*What you should do:*
Review the material and extract every line in which the word "JSON" occurs.

*Data supplied:*
□ □ □ □

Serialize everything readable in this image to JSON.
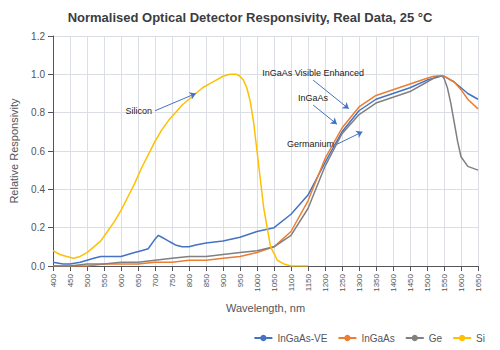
{
  "chart_data": {
    "type": "line",
    "title": "Normalised Optical Detector Responsivity, Real Data, 25 °C",
    "xlabel": "Wavelength, nm",
    "ylabel": "Relative Responsivity",
    "xlim": [
      400,
      1650
    ],
    "ylim": [
      0,
      1.2
    ],
    "xticks": [
      400,
      450,
      500,
      550,
      600,
      650,
      700,
      750,
      800,
      850,
      900,
      950,
      1000,
      1050,
      1100,
      1150,
      1200,
      1250,
      1300,
      1350,
      1400,
      1450,
      1500,
      1550,
      1600,
      1650
    ],
    "yticks": [
      {
        "value": 0,
        "label": "0.0"
      },
      0.2,
      0.4,
      0.6,
      0.8,
      {
        "value": 1.0,
        "label": "1.0"
      },
      1.2
    ],
    "grid": true,
    "legend": "lower right",
    "series": [
      {
        "name": "InGaAs-VE",
        "color": "#4472C4",
        "x": [
          400,
          430,
          450,
          480,
          500,
          520,
          540,
          560,
          580,
          600,
          620,
          640,
          660,
          680,
          700,
          710,
          720,
          730,
          740,
          750,
          760,
          780,
          800,
          820,
          850,
          900,
          950,
          1000,
          1050,
          1100,
          1150,
          1200,
          1250,
          1300,
          1350,
          1400,
          1450,
          1500,
          1520,
          1540,
          1550,
          1560,
          1580,
          1600,
          1620,
          1650
        ],
        "values": [
          0.02,
          0.01,
          0.01,
          0.02,
          0.03,
          0.04,
          0.05,
          0.05,
          0.05,
          0.05,
          0.06,
          0.07,
          0.08,
          0.09,
          0.14,
          0.16,
          0.15,
          0.14,
          0.13,
          0.12,
          0.11,
          0.1,
          0.1,
          0.11,
          0.12,
          0.13,
          0.15,
          0.18,
          0.2,
          0.27,
          0.37,
          0.54,
          0.7,
          0.81,
          0.87,
          0.9,
          0.93,
          0.97,
          0.98,
          0.99,
          0.99,
          0.98,
          0.96,
          0.93,
          0.9,
          0.87
        ]
      },
      {
        "name": "InGaAs",
        "color": "#ED7D31",
        "x": [
          400,
          450,
          500,
          550,
          600,
          650,
          700,
          750,
          800,
          850,
          900,
          950,
          1000,
          1050,
          1100,
          1150,
          1200,
          1250,
          1300,
          1350,
          1400,
          1450,
          1500,
          1520,
          1540,
          1550,
          1560,
          1580,
          1600,
          1620,
          1650
        ],
        "values": [
          0.0,
          0.0,
          0.0,
          0.01,
          0.01,
          0.01,
          0.02,
          0.02,
          0.03,
          0.03,
          0.04,
          0.05,
          0.07,
          0.1,
          0.18,
          0.34,
          0.56,
          0.72,
          0.83,
          0.89,
          0.92,
          0.95,
          0.98,
          0.99,
          0.99,
          0.99,
          0.98,
          0.96,
          0.92,
          0.87,
          0.82
        ]
      },
      {
        "name": "Ge",
        "color": "#808080",
        "x": [
          400,
          450,
          500,
          550,
          600,
          650,
          700,
          750,
          800,
          850,
          900,
          950,
          1000,
          1050,
          1100,
          1150,
          1200,
          1250,
          1300,
          1350,
          1400,
          1450,
          1500,
          1520,
          1530,
          1540,
          1545,
          1550,
          1560,
          1570,
          1580,
          1590,
          1600,
          1620,
          1650
        ],
        "values": [
          0.0,
          0.0,
          0.01,
          0.01,
          0.02,
          0.02,
          0.03,
          0.04,
          0.05,
          0.05,
          0.06,
          0.07,
          0.08,
          0.1,
          0.16,
          0.3,
          0.52,
          0.69,
          0.79,
          0.85,
          0.88,
          0.91,
          0.96,
          0.98,
          0.99,
          0.99,
          0.99,
          0.98,
          0.93,
          0.85,
          0.75,
          0.65,
          0.57,
          0.52,
          0.5
        ]
      },
      {
        "name": "Si",
        "color": "#FFC000",
        "x": [
          400,
          420,
          440,
          460,
          480,
          500,
          520,
          540,
          560,
          580,
          600,
          620,
          640,
          660,
          680,
          700,
          720,
          740,
          760,
          780,
          800,
          820,
          840,
          860,
          880,
          900,
          920,
          940,
          950,
          960,
          970,
          980,
          990,
          1000,
          1020,
          1040,
          1060,
          1080,
          1100,
          1120,
          1140,
          1150
        ],
        "values": [
          0.08,
          0.06,
          0.05,
          0.04,
          0.05,
          0.07,
          0.1,
          0.13,
          0.18,
          0.23,
          0.29,
          0.36,
          0.43,
          0.51,
          0.58,
          0.65,
          0.71,
          0.76,
          0.8,
          0.84,
          0.87,
          0.9,
          0.93,
          0.95,
          0.97,
          0.99,
          1.0,
          1.0,
          0.99,
          0.97,
          0.93,
          0.86,
          0.75,
          0.6,
          0.3,
          0.1,
          0.03,
          0.01,
          0.0,
          0.0,
          0.0,
          0.0
        ]
      }
    ],
    "annotations": [
      {
        "text": "Silicon",
        "x": 820,
        "y": 0.9,
        "text_x": 700,
        "text_y": 0.81
      },
      {
        "text": "InGaAs Visible Enhanced",
        "x": 1270,
        "y": 0.82,
        "text_x": 1165,
        "text_y": 0.97
      },
      {
        "text": "InGaAs",
        "x": 1235,
        "y": 0.74,
        "text_x": 1165,
        "text_y": 0.84
      },
      {
        "text": "Germanium",
        "x": 1310,
        "y": 0.7,
        "text_x": 1235,
        "text_y": 0.635
      }
    ]
  }
}
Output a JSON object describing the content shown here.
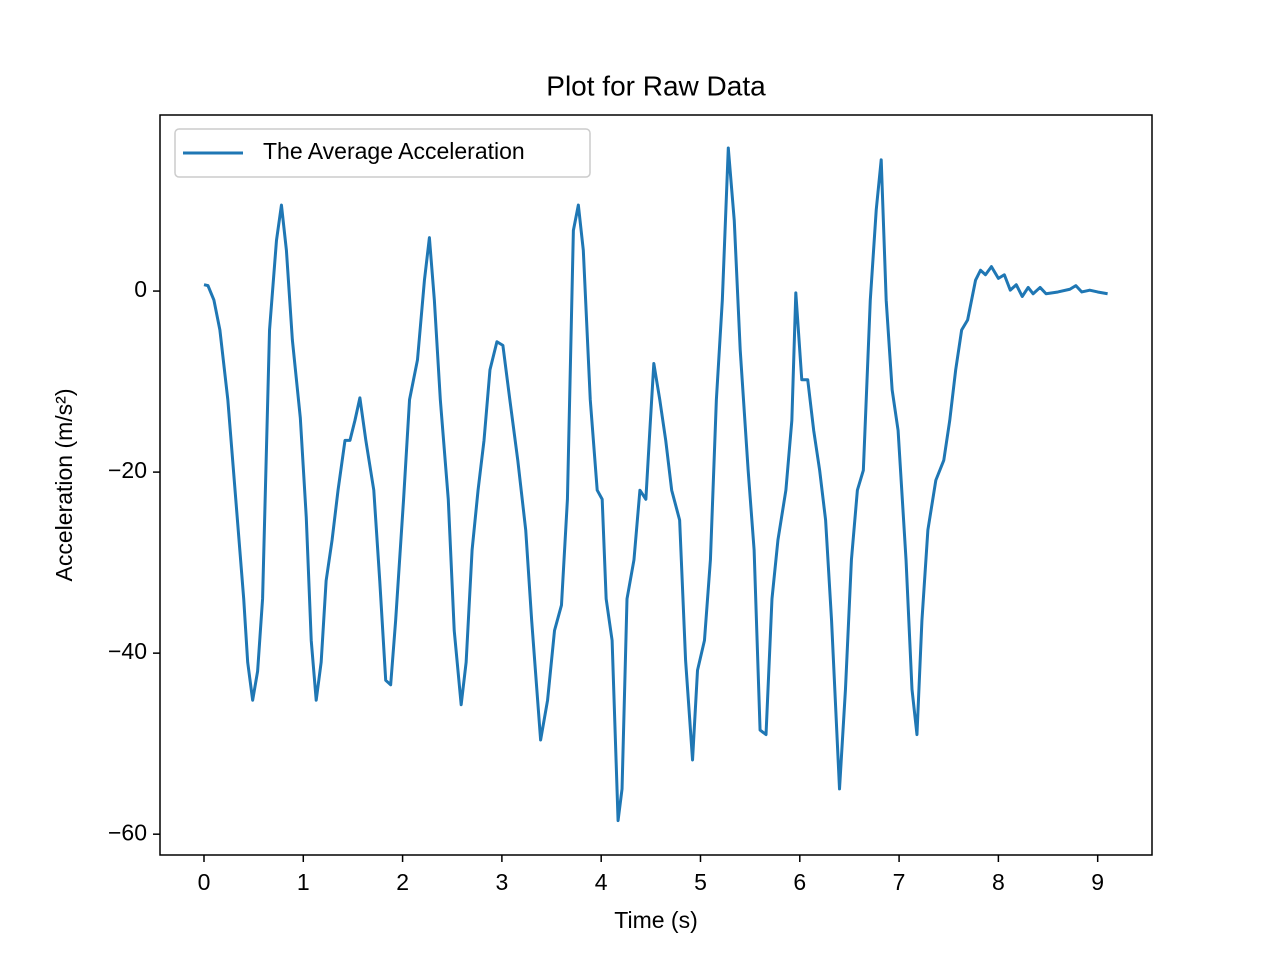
{
  "chart_data": {
    "type": "line",
    "title": "Plot for Raw Data",
    "x_label": "Time (s)",
    "y_label": "Acceleration (m/s²)",
    "x": [
      0,
      0.04,
      0.1,
      0.16,
      0.24,
      0.32,
      0.4,
      0.44,
      0.49,
      0.54,
      0.59,
      0.66,
      0.73,
      0.78,
      0.83,
      0.89,
      0.97,
      1.03,
      1.08,
      1.13,
      1.18,
      1.23,
      1.29,
      1.35,
      1.42,
      1.47,
      1.52,
      1.57,
      1.63,
      1.71,
      1.77,
      1.83,
      1.88,
      1.93,
      2.01,
      2.07,
      2.15,
      2.22,
      2.27,
      2.32,
      2.38,
      2.46,
      2.52,
      2.59,
      2.64,
      2.7,
      2.76,
      2.82,
      2.88,
      2.95,
      3.01,
      3.08,
      3.16,
      3.24,
      3.3,
      3.39,
      3.46,
      3.53,
      3.6,
      3.66,
      3.72,
      3.77,
      3.82,
      3.89,
      3.96,
      4.01,
      4.05,
      4.11,
      4.17,
      4.21,
      4.26,
      4.33,
      4.39,
      4.45,
      4.49,
      4.53,
      4.59,
      4.65,
      4.71,
      4.79,
      4.85,
      4.92,
      4.97,
      5.04,
      5.1,
      5.16,
      5.22,
      5.28,
      5.34,
      5.4,
      5.48,
      5.54,
      5.6,
      5.66,
      5.72,
      5.78,
      5.86,
      5.92,
      5.96,
      6.02,
      6.08,
      6.14,
      6.2,
      6.26,
      6.32,
      6.4,
      6.46,
      6.52,
      6.58,
      6.64,
      6.71,
      6.77,
      6.82,
      6.87,
      6.93,
      6.99,
      7.07,
      7.13,
      7.18,
      7.23,
      7.29,
      7.37,
      7.45,
      7.51,
      7.57,
      7.63,
      7.69,
      7.77,
      7.82,
      7.87,
      7.93,
      8.0,
      8.06,
      8.12,
      8.18,
      8.24,
      8.3,
      8.35,
      8.42,
      8.48,
      8.6,
      8.72,
      8.78,
      8.84,
      8.92,
      9.0,
      9.1
    ],
    "series": [
      {
        "name": "The Average Acceleration",
        "color": "#1f77b4",
        "values": [
          0.7,
          0.6,
          -1,
          -4.3,
          -12,
          -23,
          -34,
          -41,
          -45.2,
          -42,
          -34,
          -4.3,
          5.6,
          9.5,
          4.5,
          -5.4,
          -14,
          -25,
          -38.6,
          -45.2,
          -41,
          -32,
          -27.5,
          -22,
          -16.5,
          -16.5,
          -14.3,
          -11.8,
          -16.5,
          -22,
          -32,
          -43,
          -43.5,
          -36.4,
          -23,
          -12,
          -7.6,
          1.2,
          5.9,
          -1,
          -12,
          -23,
          -37.5,
          -45.7,
          -41,
          -28.6,
          -22,
          -16.5,
          -8.7,
          -5.6,
          -6,
          -12,
          -18.7,
          -26.4,
          -36.4,
          -49.6,
          -45.2,
          -37.5,
          -34.7,
          -23,
          6.7,
          9.5,
          4.5,
          -12,
          -22,
          -23,
          -34,
          -38.6,
          -58.5,
          -55,
          -34,
          -29.7,
          -22,
          -23,
          -15.4,
          -8,
          -12,
          -16.5,
          -22,
          -25.3,
          -40.8,
          -51.8,
          -41.9,
          -38.6,
          -29.7,
          -12,
          -1,
          15.8,
          7.8,
          -6.5,
          -19.8,
          -28.6,
          -48.5,
          -49,
          -34,
          -27.5,
          -22,
          -14.3,
          -0.2,
          -9.8,
          -9.8,
          -15.4,
          -19.8,
          -25.3,
          -36.4,
          -55,
          -44,
          -29.7,
          -22,
          -19.8,
          -1,
          9,
          14.5,
          -1,
          -10.9,
          -15.4,
          -29.7,
          -44,
          -49,
          -36.4,
          -26.4,
          -20.9,
          -18.7,
          -14.3,
          -8.7,
          -4.3,
          -3.2,
          1.2,
          2.3,
          1.8,
          2.7,
          1.4,
          1.8,
          0.1,
          0.7,
          -0.6,
          0.4,
          -0.3,
          0.4,
          -0.3,
          -0.1,
          0.2,
          0.6,
          -0.1,
          0.1,
          -0.1,
          -0.3
        ]
      }
    ],
    "xlim": [
      -0.443,
      9.547
    ],
    "ylim": [
      -62.3,
      19.45
    ],
    "xticks": [
      0,
      1,
      2,
      3,
      4,
      5,
      6,
      7,
      8,
      9
    ],
    "yticks": [
      {
        "value": -60,
        "label": "−60"
      },
      {
        "value": -40,
        "label": "−40"
      },
      {
        "value": -20,
        "label": "−20"
      },
      0
    ],
    "legend": "upper left",
    "grid": false
  }
}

□ □ □ □

*Full response:*
Serialize everything readable in this image to JSON.
Output a JSON object describing the content shown here.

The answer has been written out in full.